- **Goal**
Filter for the word "icon" and keep each matching line.

(Records from a data collection)
BEGIN

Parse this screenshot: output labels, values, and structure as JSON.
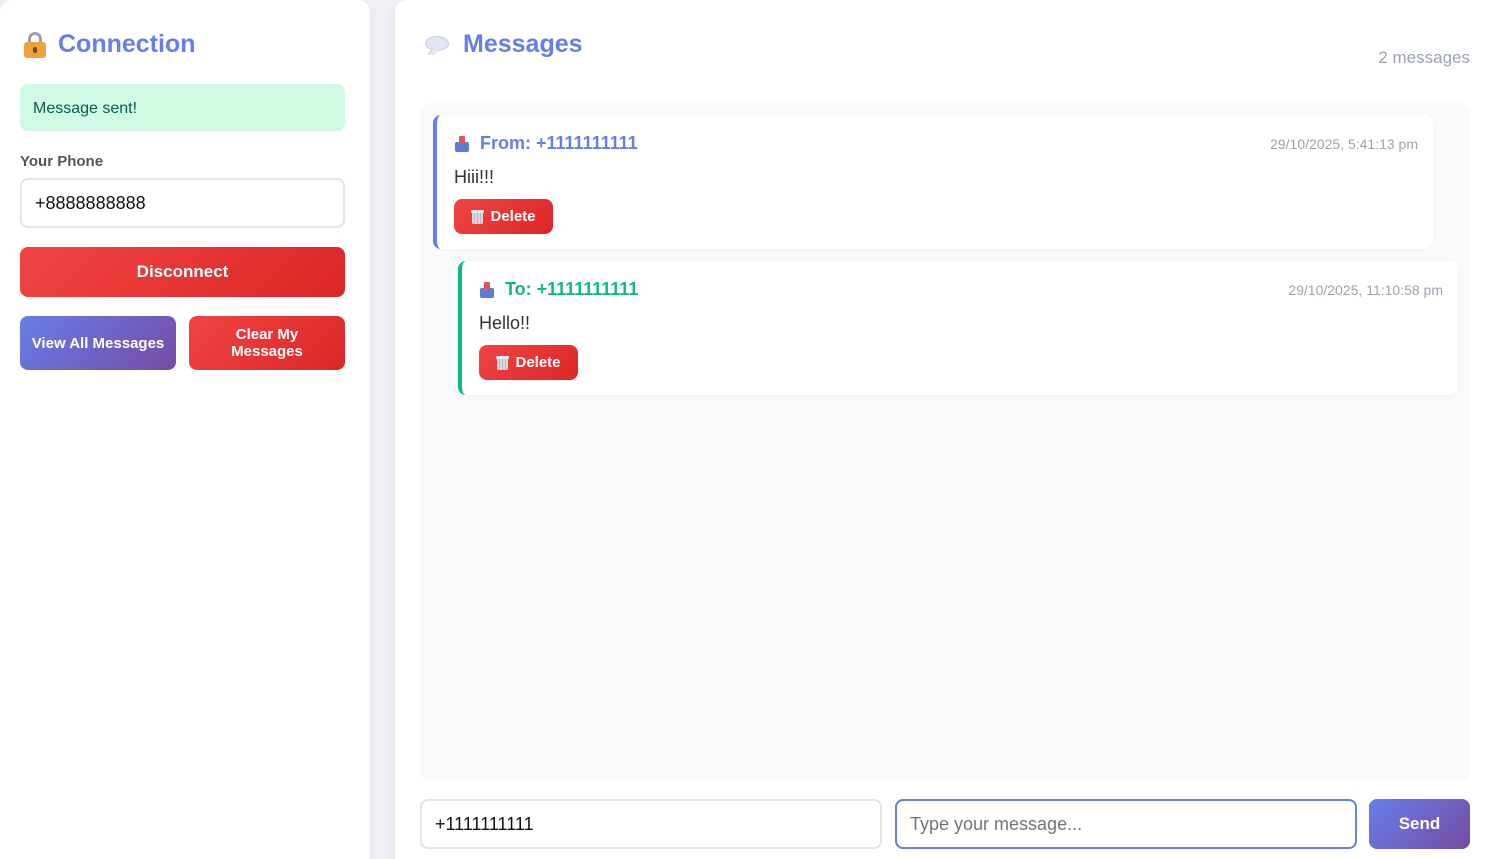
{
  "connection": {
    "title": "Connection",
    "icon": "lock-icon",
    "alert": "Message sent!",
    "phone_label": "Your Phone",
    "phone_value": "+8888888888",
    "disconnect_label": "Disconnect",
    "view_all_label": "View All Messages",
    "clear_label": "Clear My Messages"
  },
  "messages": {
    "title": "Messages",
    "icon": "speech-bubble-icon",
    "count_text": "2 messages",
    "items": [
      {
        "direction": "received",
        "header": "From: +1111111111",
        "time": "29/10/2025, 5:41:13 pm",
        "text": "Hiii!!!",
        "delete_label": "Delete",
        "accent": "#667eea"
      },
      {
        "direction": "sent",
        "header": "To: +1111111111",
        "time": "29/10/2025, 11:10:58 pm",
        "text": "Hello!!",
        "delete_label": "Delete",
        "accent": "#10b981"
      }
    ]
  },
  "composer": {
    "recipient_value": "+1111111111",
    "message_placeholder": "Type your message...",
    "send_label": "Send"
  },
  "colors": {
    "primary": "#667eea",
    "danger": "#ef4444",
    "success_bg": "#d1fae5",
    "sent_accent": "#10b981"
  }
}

END
BEGIN

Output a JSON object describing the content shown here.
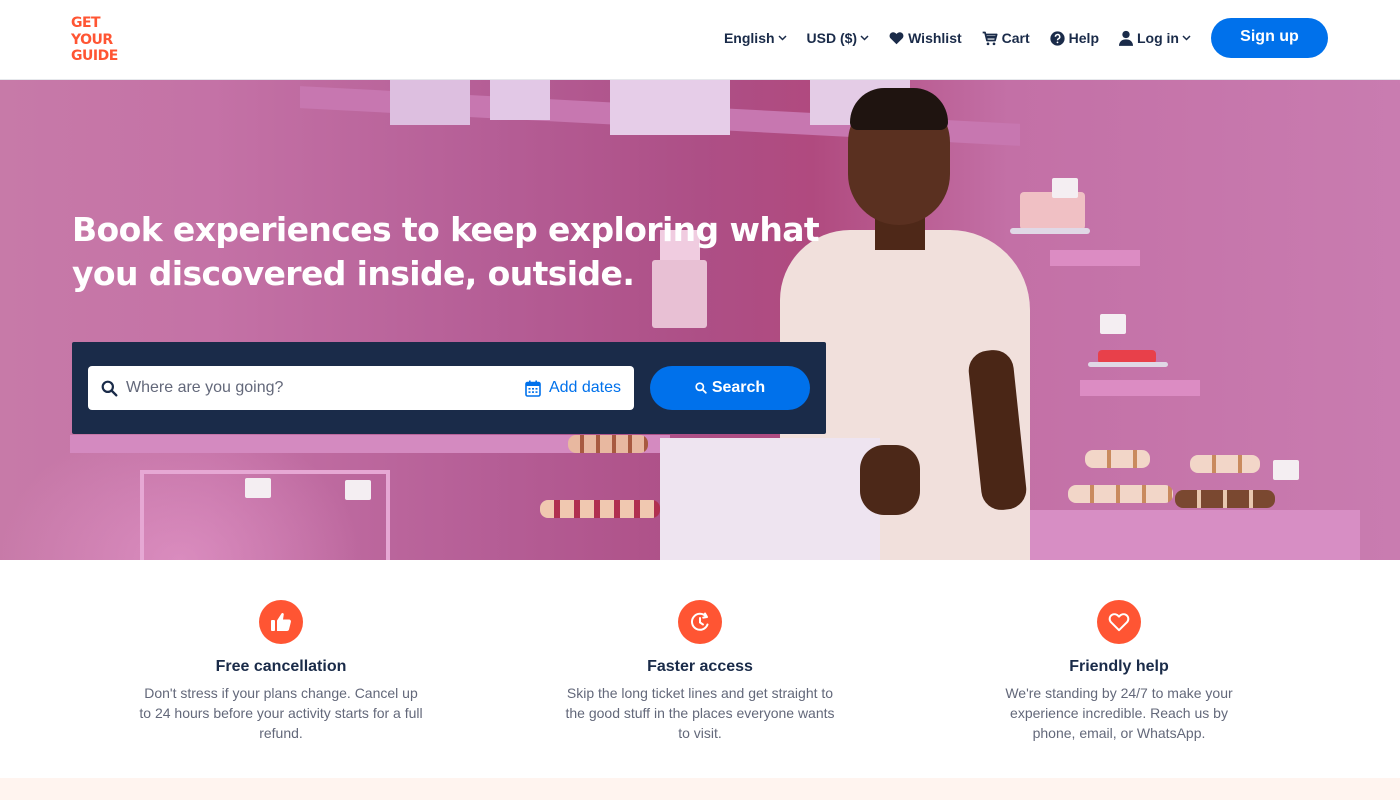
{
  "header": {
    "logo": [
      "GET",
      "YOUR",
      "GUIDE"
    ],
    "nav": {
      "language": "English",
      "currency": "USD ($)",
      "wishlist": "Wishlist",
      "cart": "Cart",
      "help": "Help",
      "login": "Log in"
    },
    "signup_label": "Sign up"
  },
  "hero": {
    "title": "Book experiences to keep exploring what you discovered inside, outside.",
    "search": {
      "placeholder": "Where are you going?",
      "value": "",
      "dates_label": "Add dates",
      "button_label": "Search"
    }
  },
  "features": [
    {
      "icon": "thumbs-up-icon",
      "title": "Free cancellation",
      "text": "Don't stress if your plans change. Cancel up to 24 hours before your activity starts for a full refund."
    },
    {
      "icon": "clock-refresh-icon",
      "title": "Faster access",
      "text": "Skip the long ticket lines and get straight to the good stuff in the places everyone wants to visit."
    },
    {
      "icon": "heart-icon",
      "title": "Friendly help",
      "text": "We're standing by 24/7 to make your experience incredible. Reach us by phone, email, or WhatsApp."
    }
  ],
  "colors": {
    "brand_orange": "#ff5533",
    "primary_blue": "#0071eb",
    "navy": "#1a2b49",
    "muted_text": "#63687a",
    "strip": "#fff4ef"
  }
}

END

- **Complete output**
    "icon": "lock-icon",
    "icon": "speech-bubble-icon",
      "icon": "thumbs-up-icon",
      "icon": "clock-refresh-icon",
      "icon": "heart-icon",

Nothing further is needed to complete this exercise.